BEGIN Record excerpts

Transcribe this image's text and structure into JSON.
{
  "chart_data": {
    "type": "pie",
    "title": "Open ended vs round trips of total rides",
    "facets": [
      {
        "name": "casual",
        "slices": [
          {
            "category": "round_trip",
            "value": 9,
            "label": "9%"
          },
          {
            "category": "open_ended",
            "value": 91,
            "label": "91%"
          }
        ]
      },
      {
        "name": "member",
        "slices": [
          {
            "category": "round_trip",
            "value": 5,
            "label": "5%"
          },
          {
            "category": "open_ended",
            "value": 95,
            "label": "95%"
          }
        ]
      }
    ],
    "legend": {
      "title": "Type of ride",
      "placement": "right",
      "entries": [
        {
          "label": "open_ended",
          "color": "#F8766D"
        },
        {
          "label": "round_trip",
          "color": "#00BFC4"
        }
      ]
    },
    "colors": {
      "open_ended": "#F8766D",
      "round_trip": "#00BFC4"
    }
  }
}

END Record excerpts

▸ Set task:
Output the full listing without altering anything.

▸ Solution for this problem:
Transcribe this image's text and structure into JSON.
{
  "chart_data": {
    "type": "pie",
    "title": "Open ended vs round trips of total rides",
    "facets": [
      {
        "name": "casual",
        "slices": [
          {
            "category": "round_trip",
            "value": 9,
            "label": "9%"
          },
          {
            "category": "open_ended",
            "value": 91,
            "label": "91%"
          }
        ]
      },
      {
        "name": "member",
        "slices": [
          {
            "category": "round_trip",
            "value": 5,
            "label": "5%"
          },
          {
            "category": "open_ended",
            "value": 95,
            "label": "95%"
          }
        ]
      }
    ],
    "legend": {
      "title": "Type of ride",
      "placement": "right",
      "entries": [
        {
          "label": "open_ended",
          "color": "#F8766D"
        },
        {
          "label": "round_trip",
          "color": "#00BFC4"
        }
      ]
    },
    "colors": {
      "open_ended": "#F8766D",
      "round_trip": "#00BFC4"
    }
  }
}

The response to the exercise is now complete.